▶ Task data:

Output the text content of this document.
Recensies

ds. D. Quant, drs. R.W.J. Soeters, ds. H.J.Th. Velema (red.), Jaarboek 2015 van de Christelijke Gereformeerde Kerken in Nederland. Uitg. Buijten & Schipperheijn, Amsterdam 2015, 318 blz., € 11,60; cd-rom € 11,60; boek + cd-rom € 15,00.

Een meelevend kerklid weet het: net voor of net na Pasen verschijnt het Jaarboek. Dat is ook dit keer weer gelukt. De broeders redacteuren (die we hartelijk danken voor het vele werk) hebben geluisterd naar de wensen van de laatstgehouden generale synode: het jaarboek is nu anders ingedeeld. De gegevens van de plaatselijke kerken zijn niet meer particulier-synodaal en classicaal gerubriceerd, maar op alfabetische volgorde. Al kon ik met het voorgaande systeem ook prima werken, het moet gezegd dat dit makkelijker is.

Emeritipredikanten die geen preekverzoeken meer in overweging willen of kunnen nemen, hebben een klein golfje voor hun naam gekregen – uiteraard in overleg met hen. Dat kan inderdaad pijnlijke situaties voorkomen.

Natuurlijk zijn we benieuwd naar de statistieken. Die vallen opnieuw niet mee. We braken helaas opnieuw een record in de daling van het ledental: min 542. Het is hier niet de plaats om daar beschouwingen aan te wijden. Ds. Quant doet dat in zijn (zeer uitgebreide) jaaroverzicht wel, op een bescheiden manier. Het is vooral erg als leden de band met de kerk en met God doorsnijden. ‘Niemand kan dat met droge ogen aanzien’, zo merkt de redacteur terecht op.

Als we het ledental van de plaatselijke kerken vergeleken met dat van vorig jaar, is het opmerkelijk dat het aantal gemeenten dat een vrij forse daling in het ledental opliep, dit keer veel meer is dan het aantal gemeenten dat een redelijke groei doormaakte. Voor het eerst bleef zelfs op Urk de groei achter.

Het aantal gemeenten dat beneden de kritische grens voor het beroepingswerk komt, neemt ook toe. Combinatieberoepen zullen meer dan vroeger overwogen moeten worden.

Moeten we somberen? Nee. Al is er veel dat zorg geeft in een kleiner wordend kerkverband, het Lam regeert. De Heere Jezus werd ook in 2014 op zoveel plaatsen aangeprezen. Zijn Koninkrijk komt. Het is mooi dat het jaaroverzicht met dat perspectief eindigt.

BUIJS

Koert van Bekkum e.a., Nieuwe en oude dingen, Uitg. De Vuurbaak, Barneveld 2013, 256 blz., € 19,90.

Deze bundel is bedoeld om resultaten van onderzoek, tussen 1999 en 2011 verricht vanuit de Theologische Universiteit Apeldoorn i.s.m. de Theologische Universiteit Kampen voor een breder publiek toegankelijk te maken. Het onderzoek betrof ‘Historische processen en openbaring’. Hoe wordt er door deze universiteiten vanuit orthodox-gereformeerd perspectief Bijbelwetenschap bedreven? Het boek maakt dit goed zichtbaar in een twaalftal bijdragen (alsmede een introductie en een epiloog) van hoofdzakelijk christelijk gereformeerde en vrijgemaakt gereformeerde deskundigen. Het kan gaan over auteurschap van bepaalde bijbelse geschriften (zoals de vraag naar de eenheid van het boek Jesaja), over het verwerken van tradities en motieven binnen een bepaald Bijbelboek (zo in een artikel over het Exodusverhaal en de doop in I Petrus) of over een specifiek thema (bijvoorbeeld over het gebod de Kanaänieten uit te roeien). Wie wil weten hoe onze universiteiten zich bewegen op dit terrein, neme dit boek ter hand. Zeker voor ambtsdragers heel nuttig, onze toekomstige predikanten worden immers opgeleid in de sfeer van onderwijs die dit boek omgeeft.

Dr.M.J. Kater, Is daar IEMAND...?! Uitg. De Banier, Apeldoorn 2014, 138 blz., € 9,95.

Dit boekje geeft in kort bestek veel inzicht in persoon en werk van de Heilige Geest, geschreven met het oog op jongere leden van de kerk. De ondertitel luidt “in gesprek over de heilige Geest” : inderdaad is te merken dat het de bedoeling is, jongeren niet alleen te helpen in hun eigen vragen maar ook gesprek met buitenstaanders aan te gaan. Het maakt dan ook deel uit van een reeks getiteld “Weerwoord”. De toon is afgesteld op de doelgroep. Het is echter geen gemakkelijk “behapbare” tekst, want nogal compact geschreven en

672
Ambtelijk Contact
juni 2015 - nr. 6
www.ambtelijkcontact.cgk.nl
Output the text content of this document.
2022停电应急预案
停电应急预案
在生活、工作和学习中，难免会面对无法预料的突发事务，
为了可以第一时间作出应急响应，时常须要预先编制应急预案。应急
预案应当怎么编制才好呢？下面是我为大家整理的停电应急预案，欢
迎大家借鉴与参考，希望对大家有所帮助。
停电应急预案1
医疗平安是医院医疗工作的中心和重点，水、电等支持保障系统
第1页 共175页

▶ Prompt:
Can you give every line above again, exactly as written?

▶ Response:
Output the text content of this document.
Recensies

ds. D. Quant, drs. R.W.J. Soeters, ds. H.J.Th. Velema (red.), Jaarboek 2015 van de Christelijke Gereformeerde Kerken in Nederland. Uitg. Buijten & Schipperheijn, Amsterdam 2015, 318 blz., € 11,60; cd-rom € 11,60; boek + cd-rom € 15,00.

Een meelevend kerklid weet het: net voor of net na Pasen verschijnt het Jaarboek. Dat is ook dit keer weer gelukt. De broeders redacteuren (die we hartelijk danken voor het vele werk) hebben geluisterd naar de wensen van de laatstgehouden generale synode: het jaarboek is nu anders ingedeeld. De gegevens van de plaatselijke kerken zijn niet meer particulier-synodaal en classicaal gerubriceerd, maar op alfabetische volgorde. Al kon ik met het voorgaande systeem ook prima werken, het moet gezegd dat dit makkelijker is.

Emeritipredikanten die geen preekverzoeken meer in overweging willen of kunnen nemen, hebben een klein golfje voor hun naam gekregen – uiteraard in overleg met hen. Dat kan inderdaad pijnlijke situaties voorkomen.

Natuurlijk zijn we benieuwd naar de statistieken. Die vallen opnieuw niet mee. We braken helaas opnieuw een record in de daling van het ledental: min 542. Het is hier niet de plaats om daar beschouwingen aan te wijden. Ds. Quant doet dat in zijn (zeer uitgebreide) jaaroverzicht wel, op een bescheiden manier. Het is vooral erg als leden de band met de kerk en met God doorsnijden. ‘Niemand kan dat met droge ogen aanzien’, zo merkt de redacteur terecht op.

Als we het ledental van de plaatselijke kerken vergeleken met dat van vorig jaar, is het opmerkelijk dat het aantal gemeenten dat een vrij forse daling in het ledental opliep, dit keer veel meer is dan het aantal gemeenten dat een redelijke groei doormaakte. Voor het eerst bleef zelfs op Urk de groei achter.

Het aantal gemeenten dat beneden de kritische grens voor het beroepingswerk komt, neemt ook toe. Combinatieberoepen zullen meer dan vroeger overwogen moeten worden.

Moeten we somberen? Nee. Al is er veel dat zorg geeft in een kleiner wordend kerkverband, het Lam regeert. De Heere Jezus werd ook in 2014 op zoveel plaatsen aangeprezen. Zijn Koninkrijk komt. Het is mooi dat het jaaroverzicht met dat perspectief eindigt.

BUIJS

Koert van Bekkum e.a., Nieuwe en oude dingen, Uitg. De Vuurbaak, Barneveld 2013, 256 blz., € 19,90.

Deze bundel is bedoeld om resultaten van onderzoek, tussen 1999 en 2011 verricht vanuit de Theologische Universiteit Apeldoorn i.s.m. de Theologische Universiteit Kampen voor een breder publiek toegankelijk te maken. Het onderzoek betrof ‘Historische processen en openbaring’. Hoe wordt er door deze universiteiten vanuit orthodox-gereformeerd perspectief Bijbelwetenschap bedreven? Het boek maakt dit goed zichtbaar in een twaalftal bijdragen (alsmede een introductie en een epiloog) van hoofdzakelijk christelijk gereformeerde en vrijgemaakt gereformeerde deskundigen. Het kan gaan over auteurschap van bepaalde bijbelse geschriften (zoals de vraag naar de eenheid van het boek Jesaja), over het verwerken van tradities en motieven binnen een bepaald Bijbelboek (zo in een artikel over het Exodusverhaal en de doop in I Petrus) of over een specifiek thema (bijvoorbeeld over het gebod de Kanaänieten uit te roeien). Wie wil weten hoe onze universiteiten zich bewegen op dit terrein, neme dit boek ter hand. Zeker voor ambtsdragers heel nuttig, onze toekomstige predikanten worden immers opgeleid in de sfeer van onderwijs die dit boek omgeeft.

Dr.M.J. Kater, Is daar IEMAND...?! Uitg. De Banier, Apeldoorn 2014, 138 blz., € 9,95.

Dit boekje geeft in kort bestek veel inzicht in persoon en werk van de Heilige Geest, geschreven met het oog op jongere leden van de kerk. De ondertitel luidt “in gesprek over de heilige Geest” : inderdaad is te merken dat het de bedoeling is, jongeren niet alleen te helpen in hun eigen vragen maar ook gesprek met buitenstaanders aan te gaan. Het maakt dan ook deel uit van een reeks getiteld “Weerwoord”. De toon is afgesteld op de doelgroep. Het is echter geen gemakkelijk “behapbare” tekst, want nogal compact geschreven en

672
Ambtelijk Contact
juni 2015 - nr. 6
www.ambtelijkcontact.cgk.nl
Output the text content of this document.
2022停电应急预案
停电应急预案
在生活、工作和学习中，难免会面对无法预料的突发事务，
为了可以第一时间作出应急响应，时常须要预先编制应急预案。应急
预案应当怎么编制才好呢？下面是我为大家整理的停电应急预案，欢
迎大家借鉴与参考，希望对大家有所帮助。
停电应急预案1
医疗平安是医院医疗工作的中心和重点，水、电等支持保障系统
第1页 共175页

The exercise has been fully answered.